== EXERCISE GOAL ==
Among the records below, find each line that includes the string "title" and copy it.

== Dataset rows about figures ==
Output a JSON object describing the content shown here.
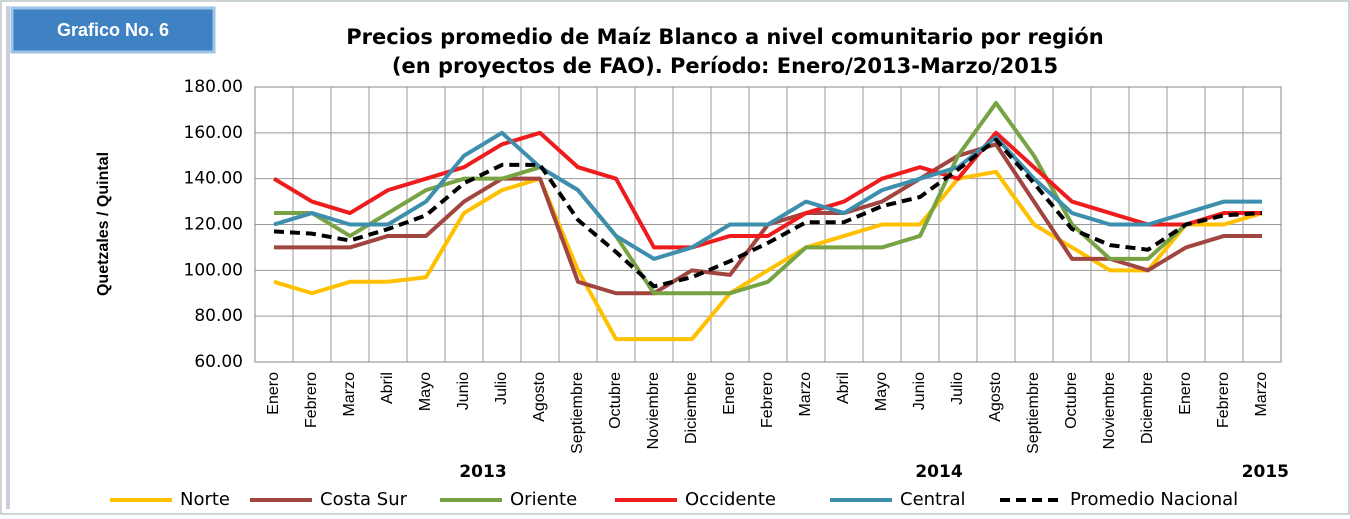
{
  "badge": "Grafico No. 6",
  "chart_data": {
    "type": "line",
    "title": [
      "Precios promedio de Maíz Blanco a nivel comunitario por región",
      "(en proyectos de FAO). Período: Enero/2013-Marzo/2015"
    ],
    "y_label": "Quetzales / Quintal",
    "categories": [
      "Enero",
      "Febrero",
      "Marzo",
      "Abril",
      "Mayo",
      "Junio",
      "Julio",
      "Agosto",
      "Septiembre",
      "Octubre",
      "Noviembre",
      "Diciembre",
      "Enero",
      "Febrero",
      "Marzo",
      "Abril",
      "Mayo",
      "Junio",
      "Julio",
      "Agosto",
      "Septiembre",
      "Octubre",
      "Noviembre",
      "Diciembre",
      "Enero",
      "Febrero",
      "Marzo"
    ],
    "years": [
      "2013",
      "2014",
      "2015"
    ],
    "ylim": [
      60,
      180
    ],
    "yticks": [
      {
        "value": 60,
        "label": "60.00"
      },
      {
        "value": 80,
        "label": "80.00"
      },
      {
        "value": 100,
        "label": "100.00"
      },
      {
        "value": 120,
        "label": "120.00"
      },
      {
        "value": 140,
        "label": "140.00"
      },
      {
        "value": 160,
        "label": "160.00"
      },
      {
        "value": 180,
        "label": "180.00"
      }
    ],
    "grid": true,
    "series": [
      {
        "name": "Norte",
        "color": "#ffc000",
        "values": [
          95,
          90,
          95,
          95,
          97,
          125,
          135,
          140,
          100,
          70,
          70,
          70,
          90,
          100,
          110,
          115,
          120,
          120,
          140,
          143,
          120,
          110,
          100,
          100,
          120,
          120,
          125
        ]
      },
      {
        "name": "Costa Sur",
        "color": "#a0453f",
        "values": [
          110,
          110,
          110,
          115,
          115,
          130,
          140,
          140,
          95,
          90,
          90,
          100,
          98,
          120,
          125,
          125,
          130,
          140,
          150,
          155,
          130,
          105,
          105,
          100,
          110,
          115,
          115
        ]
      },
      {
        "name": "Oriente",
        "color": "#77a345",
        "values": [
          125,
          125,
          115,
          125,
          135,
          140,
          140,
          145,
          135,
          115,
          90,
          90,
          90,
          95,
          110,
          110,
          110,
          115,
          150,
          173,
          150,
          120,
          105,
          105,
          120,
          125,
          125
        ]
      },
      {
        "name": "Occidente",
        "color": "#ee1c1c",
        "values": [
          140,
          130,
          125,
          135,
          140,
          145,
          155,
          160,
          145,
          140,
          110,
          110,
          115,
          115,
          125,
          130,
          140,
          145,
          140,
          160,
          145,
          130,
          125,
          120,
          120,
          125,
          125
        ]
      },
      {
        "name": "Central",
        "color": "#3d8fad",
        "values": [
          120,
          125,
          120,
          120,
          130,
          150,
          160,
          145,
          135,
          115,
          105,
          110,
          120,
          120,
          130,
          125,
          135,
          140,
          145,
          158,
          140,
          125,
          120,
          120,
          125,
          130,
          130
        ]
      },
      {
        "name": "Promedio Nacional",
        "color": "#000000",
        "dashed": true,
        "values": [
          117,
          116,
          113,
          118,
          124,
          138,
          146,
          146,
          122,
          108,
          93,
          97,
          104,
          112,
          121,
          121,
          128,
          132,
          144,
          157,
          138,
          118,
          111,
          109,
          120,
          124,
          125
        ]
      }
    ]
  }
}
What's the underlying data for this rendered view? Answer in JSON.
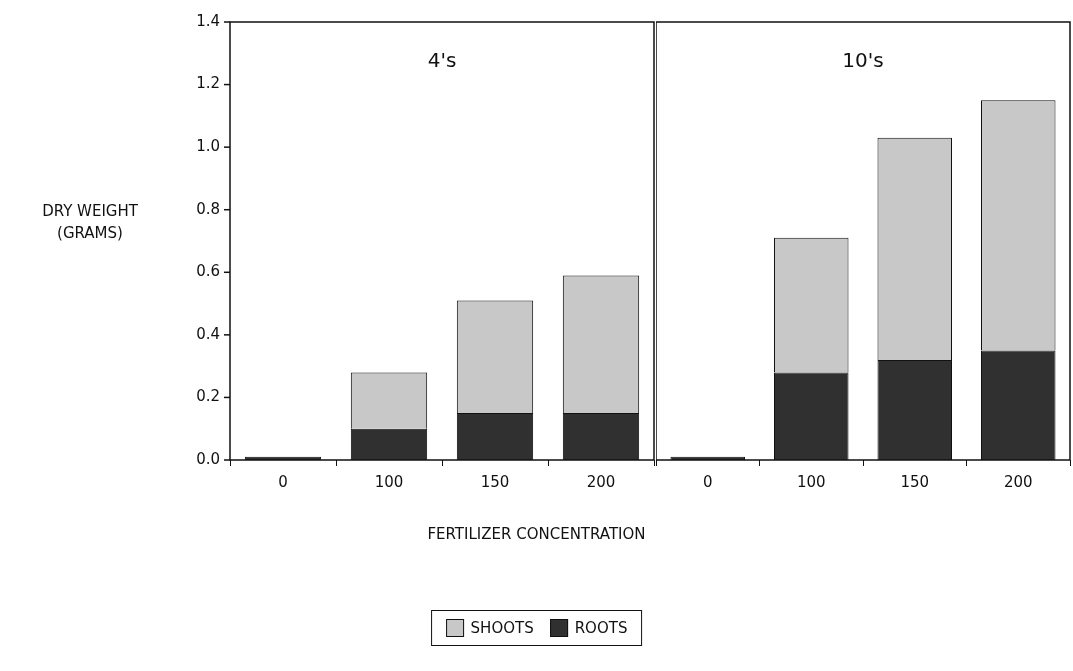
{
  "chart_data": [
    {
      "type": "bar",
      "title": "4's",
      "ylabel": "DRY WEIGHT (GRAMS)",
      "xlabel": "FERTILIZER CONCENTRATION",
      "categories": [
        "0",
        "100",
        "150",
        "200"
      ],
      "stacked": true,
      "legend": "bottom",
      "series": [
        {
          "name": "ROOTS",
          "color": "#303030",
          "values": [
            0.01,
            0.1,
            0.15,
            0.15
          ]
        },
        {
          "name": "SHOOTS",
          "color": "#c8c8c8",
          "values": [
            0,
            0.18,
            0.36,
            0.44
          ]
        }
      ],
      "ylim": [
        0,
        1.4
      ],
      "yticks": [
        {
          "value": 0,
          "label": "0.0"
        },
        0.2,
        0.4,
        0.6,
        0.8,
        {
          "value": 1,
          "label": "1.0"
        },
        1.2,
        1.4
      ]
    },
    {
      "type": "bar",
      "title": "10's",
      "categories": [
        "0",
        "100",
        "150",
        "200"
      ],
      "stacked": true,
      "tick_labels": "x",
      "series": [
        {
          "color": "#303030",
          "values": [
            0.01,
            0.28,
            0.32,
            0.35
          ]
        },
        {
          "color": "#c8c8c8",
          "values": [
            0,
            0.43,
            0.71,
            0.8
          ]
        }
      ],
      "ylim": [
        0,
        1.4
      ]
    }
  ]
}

...

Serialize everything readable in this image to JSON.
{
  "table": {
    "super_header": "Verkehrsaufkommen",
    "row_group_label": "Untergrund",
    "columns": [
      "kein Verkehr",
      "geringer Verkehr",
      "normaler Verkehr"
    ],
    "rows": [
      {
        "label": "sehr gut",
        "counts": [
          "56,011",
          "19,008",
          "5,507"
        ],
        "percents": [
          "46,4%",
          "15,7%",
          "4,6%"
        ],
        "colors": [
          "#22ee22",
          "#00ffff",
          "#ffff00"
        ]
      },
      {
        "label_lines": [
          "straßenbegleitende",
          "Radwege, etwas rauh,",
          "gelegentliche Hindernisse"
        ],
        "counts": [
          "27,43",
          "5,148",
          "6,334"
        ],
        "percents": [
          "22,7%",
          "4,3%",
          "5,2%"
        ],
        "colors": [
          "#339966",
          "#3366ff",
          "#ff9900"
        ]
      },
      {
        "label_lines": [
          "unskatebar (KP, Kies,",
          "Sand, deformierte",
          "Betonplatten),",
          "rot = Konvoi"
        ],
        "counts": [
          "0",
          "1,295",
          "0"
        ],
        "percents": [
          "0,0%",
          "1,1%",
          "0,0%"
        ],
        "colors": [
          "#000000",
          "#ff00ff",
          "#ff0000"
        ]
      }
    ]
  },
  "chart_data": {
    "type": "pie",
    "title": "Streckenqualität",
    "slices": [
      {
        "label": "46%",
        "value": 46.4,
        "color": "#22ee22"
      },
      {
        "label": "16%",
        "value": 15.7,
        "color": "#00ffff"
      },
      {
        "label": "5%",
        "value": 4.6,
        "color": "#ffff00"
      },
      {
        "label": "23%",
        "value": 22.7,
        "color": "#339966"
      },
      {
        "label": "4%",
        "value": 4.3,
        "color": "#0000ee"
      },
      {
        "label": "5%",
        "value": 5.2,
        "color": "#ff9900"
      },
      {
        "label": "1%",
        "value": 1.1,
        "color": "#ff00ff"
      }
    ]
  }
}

== RESPONSE TO THIS TASK ==
    "title": [
      "title": "4's",
      "title": "10's",
    "title": "Streckenqualität",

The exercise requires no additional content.